** EXERCISE BRIEF **
Omit every picture and output the rest of the records exactly as they are.
Top of RECORDS FOR PROCESSING
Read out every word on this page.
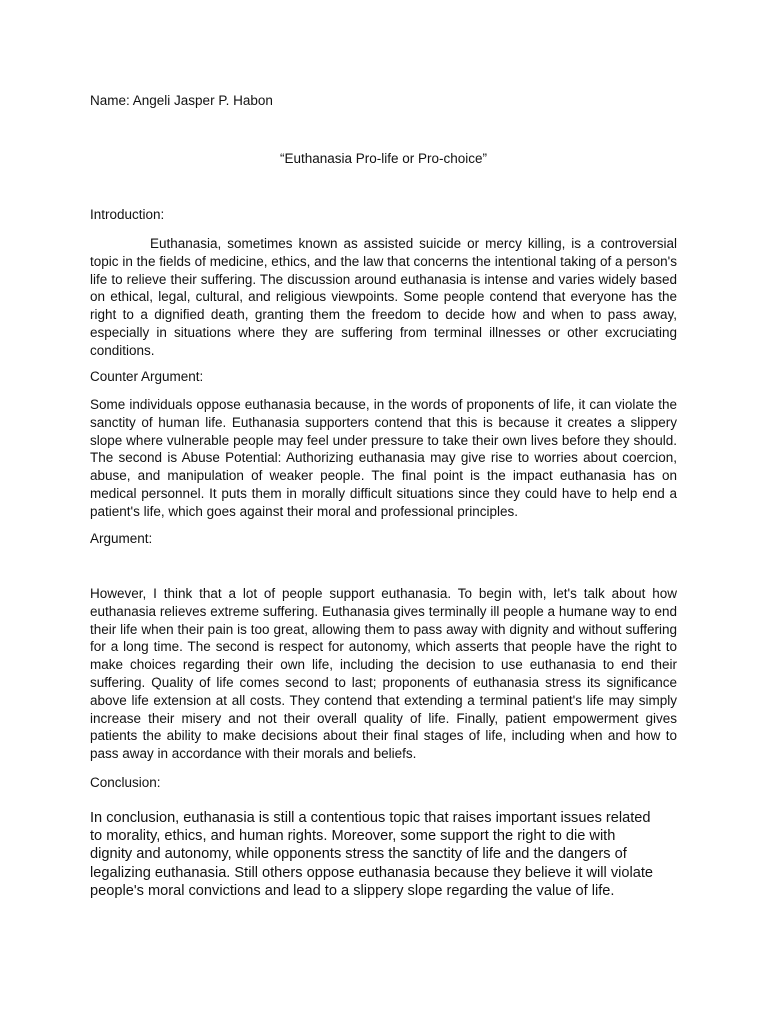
Name: Angeli Jasper P. Habon

“Euthanasia Pro-life or Pro-choice”
Introduction:

Euthanasia, sometimes known as assisted suicide or mercy killing, is a controversial topic in the fields of medicine, ethics, and the law that concerns the intentional taking of a person's life to relieve their suffering. The discussion around euthanasia is intense and varies widely based on ethical, legal, cultural, and religious viewpoints. Some people contend that everyone has the right to a dignified death, granting them the freedom to decide how and when to pass away, especially in situations where they are suffering from terminal illnesses or other excruciating conditions.

Counter Argument:

Some individuals oppose euthanasia because, in the words of proponents of life, it can violate the sanctity of human life. Euthanasia supporters contend that this is because it creates a slippery slope where vulnerable people may feel under pressure to take their own lives before they should. The second is Abuse Potential: Authorizing euthanasia may give rise to worries about coercion, abuse, and manipulation of weaker people. The final point is the impact euthanasia has on medical personnel. It puts them in morally difficult situations since they could have to help end a patient's life, which goes against their moral and professional principles.

Argument:

However, I think that a lot of people support euthanasia. To begin with, let's talk about how euthanasia relieves extreme suffering. Euthanasia gives terminally ill people a humane way to end their life when their pain is too great, allowing them to pass away with dignity and without suffering for a long time. The second is respect for autonomy, which asserts that people have the right to make choices regarding their own life, including the decision to use euthanasia to end their suffering. Quality of life comes second to last; proponents of euthanasia stress its significance above life extension at all costs. They contend that extending a terminal patient's life may simply increase their misery and not their overall quality of life. Finally, patient empowerment gives patients the ability to make decisions about their final stages of life, including when and how to pass away in accordance with their morals and beliefs.

Conclusion:
In conclusion, euthanasia is still a contentious topic that raises important issues related
to morality, ethics, and human rights. Moreover, some support the right to die with
dignity and autonomy, while opponents stress the sanctity of life and the dangers of
legalizing euthanasia. Still others oppose euthanasia because they believe it will violate
people's moral convictions and lead to a slippery slope regarding the value of life.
Bottom of RECORDS FOR PROCESSING
** TASK RESULT **
Read out every word on this page.
Name: Angeli Jasper P. Habon

“Euthanasia Pro-life or Pro-choice”
Introduction:

Euthanasia, sometimes known as assisted suicide or mercy killing, is a controversial topic in the fields of medicine, ethics, and the law that concerns the intentional taking of a person's life to relieve their suffering. The discussion around euthanasia is intense and varies widely based on ethical, legal, cultural, and religious viewpoints. Some people contend that everyone has the right to a dignified death, granting them the freedom to decide how and when to pass away, especially in situations where they are suffering from terminal illnesses or other excruciating conditions.

Counter Argument:

Some individuals oppose euthanasia because, in the words of proponents of life, it can violate the sanctity of human life. Euthanasia supporters contend that this is because it creates a slippery slope where vulnerable people may feel under pressure to take their own lives before they should. The second is Abuse Potential: Authorizing euthanasia may give rise to worries about coercion, abuse, and manipulation of weaker people. The final point is the impact euthanasia has on medical personnel. It puts them in morally difficult situations since they could have to help end a patient's life, which goes against their moral and professional principles.

Argument:

However, I think that a lot of people support euthanasia. To begin with, let's talk about how euthanasia relieves extreme suffering. Euthanasia gives terminally ill people a humane way to end their life when their pain is too great, allowing them to pass away with dignity and without suffering for a long time. The second is respect for autonomy, which asserts that people have the right to make choices regarding their own life, including the decision to use euthanasia to end their suffering. Quality of life comes second to last; proponents of euthanasia stress its significance above life extension at all costs. They contend that extending a terminal patient's life may simply increase their misery and not their overall quality of life. Finally, patient empowerment gives patients the ability to make decisions about their final stages of life, including when and how to pass away in accordance with their morals and beliefs.

Conclusion:
In conclusion, euthanasia is still a contentious topic that raises important issues related
to morality, ethics, and human rights. Moreover, some support the right to die with
dignity and autonomy, while opponents stress the sanctity of life and the dangers of
legalizing euthanasia. Still others oppose euthanasia because they believe it will violate
people's moral convictions and lead to a slippery slope regarding the value of life.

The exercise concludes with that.